▶ [INFORMATION SUPPLIED]:
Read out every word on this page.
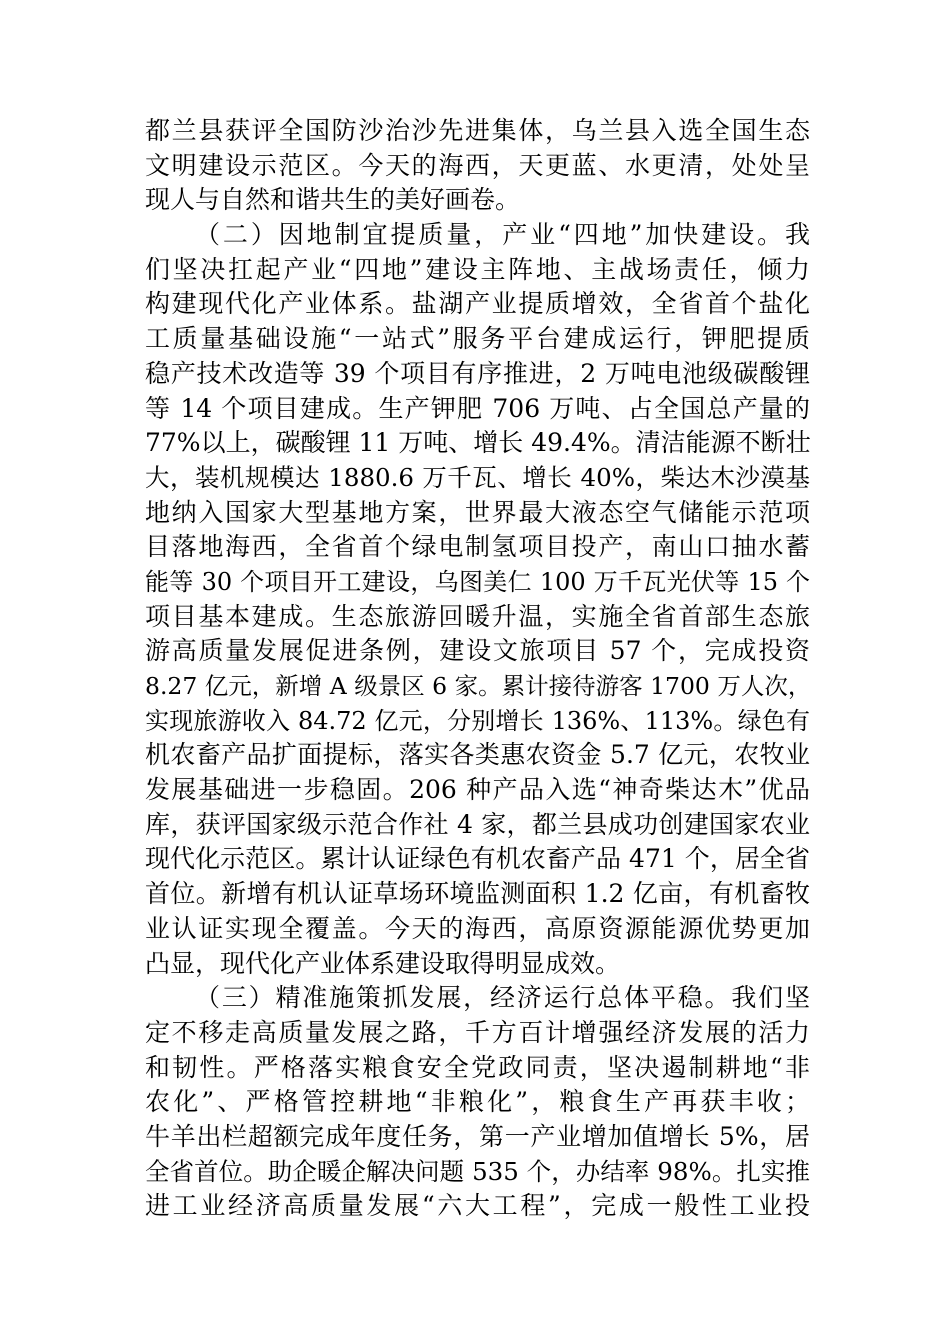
都兰县获评全国防沙治沙先进集体，乌兰县入选全国生态
文明建设示范区。今天的海西，天更蓝、水更清，处处呈
现人与自然和谐共生的美好画卷。
（二）因地制宜提质量，产业“四地”加快建设。我
们坚决扛起产业“四地”建设主阵地、主战场责任，倾力
构建现代化产业体系。盐湖产业提质增效，全省首个盐化
工质量基础设施“一站式”服务平台建成运行，钾肥提质
稳产技术改造等 39 个项目有序推进，2 万吨电池级碳酸锂
等 14 个项目建成。生产钾肥 706 万吨、占全国总产量的
77%以上，碳酸锂 11 万吨、增长 49.4%。清洁能源不断壮
大，装机规模达 1880.6 万千瓦、增长 40%，柴达木沙漠基
地纳入国家大型基地方案，世界最大液态空气储能示范项
目落地海西，全省首个绿电制氢项目投产，南山口抽水蓄
能等 30 个项目开工建设，乌图美仁 100 万千瓦光伏等 15 个
项目基本建成。生态旅游回暖升温，实施全省首部生态旅
游高质量发展促进条例，建设文旅项目 57 个，完成投资
8.27 亿元，新增 A 级景区 6 家。累计接待游客 1700 万人次，
实现旅游收入 84.72 亿元，分别增长 136%、113%。绿色有
机农畜产品扩面提标，落实各类惠农资金 5.7 亿元，农牧业
发展基础进一步稳固。206 种产品入选“神奇柴达木”优品
库，获评国家级示范合作社 4 家，都兰县成功创建国家农业
现代化示范区。累计认证绿色有机农畜产品 471 个，居全省
首位。新增有机认证草场环境监测面积 1.2 亿亩，有机畜牧
业认证实现全覆盖。今天的海西，高原资源能源优势更加
凸显，现代化产业体系建设取得明显成效。
（三）精准施策抓发展，经济运行总体平稳。我们坚
定不移走高质量发展之路，千方百计增强经济发展的活力
和韧性。严格落实粮食安全党政同责，坚决遏制耕地“非
农化”、严格管控耕地“非粮化”，粮食生产再获丰收；
牛羊出栏超额完成年度任务，第一产业增加值增长 5%，居
全省首位。助企暖企解决问题 535 个，办结率 98%。扎实推
进工业经济高质量发展“六大工程”，完成一般性工业投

▶ [WORK TO DO]: Give every record again exactly, apart from the pictures, which stay out.

▶ [REPLY]:
Read out every word on this page.
都兰县获评全国防沙治沙先进集体，乌兰县入选全国生态
文明建设示范区。今天的海西，天更蓝、水更清，处处呈
现人与自然和谐共生的美好画卷。
（二）因地制宜提质量，产业“四地”加快建设。我
们坚决扛起产业“四地”建设主阵地、主战场责任，倾力
构建现代化产业体系。盐湖产业提质增效，全省首个盐化
工质量基础设施“一站式”服务平台建成运行，钾肥提质
稳产技术改造等 39 个项目有序推进，2 万吨电池级碳酸锂
等 14 个项目建成。生产钾肥 706 万吨、占全国总产量的
77%以上，碳酸锂 11 万吨、增长 49.4%。清洁能源不断壮
大，装机规模达 1880.6 万千瓦、增长 40%，柴达木沙漠基
地纳入国家大型基地方案，世界最大液态空气储能示范项
目落地海西，全省首个绿电制氢项目投产，南山口抽水蓄
能等 30 个项目开工建设，乌图美仁 100 万千瓦光伏等 15 个
项目基本建成。生态旅游回暖升温，实施全省首部生态旅
游高质量发展促进条例，建设文旅项目 57 个，完成投资
8.27 亿元，新增 A 级景区 6 家。累计接待游客 1700 万人次，
实现旅游收入 84.72 亿元，分别增长 136%、113%。绿色有
机农畜产品扩面提标，落实各类惠农资金 5.7 亿元，农牧业
发展基础进一步稳固。206 种产品入选“神奇柴达木”优品
库，获评国家级示范合作社 4 家，都兰县成功创建国家农业
现代化示范区。累计认证绿色有机农畜产品 471 个，居全省
首位。新增有机认证草场环境监测面积 1.2 亿亩，有机畜牧
业认证实现全覆盖。今天的海西，高原资源能源优势更加
凸显，现代化产业体系建设取得明显成效。
（三）精准施策抓发展，经济运行总体平稳。我们坚
定不移走高质量发展之路，千方百计增强经济发展的活力
和韧性。严格落实粮食安全党政同责，坚决遏制耕地“非
农化”、严格管控耕地“非粮化”，粮食生产再获丰收；
牛羊出栏超额完成年度任务，第一产业增加值增长 5%，居
全省首位。助企暖企解决问题 535 个，办结率 98%。扎实推
进工业经济高质量发展“六大工程”，完成一般性工业投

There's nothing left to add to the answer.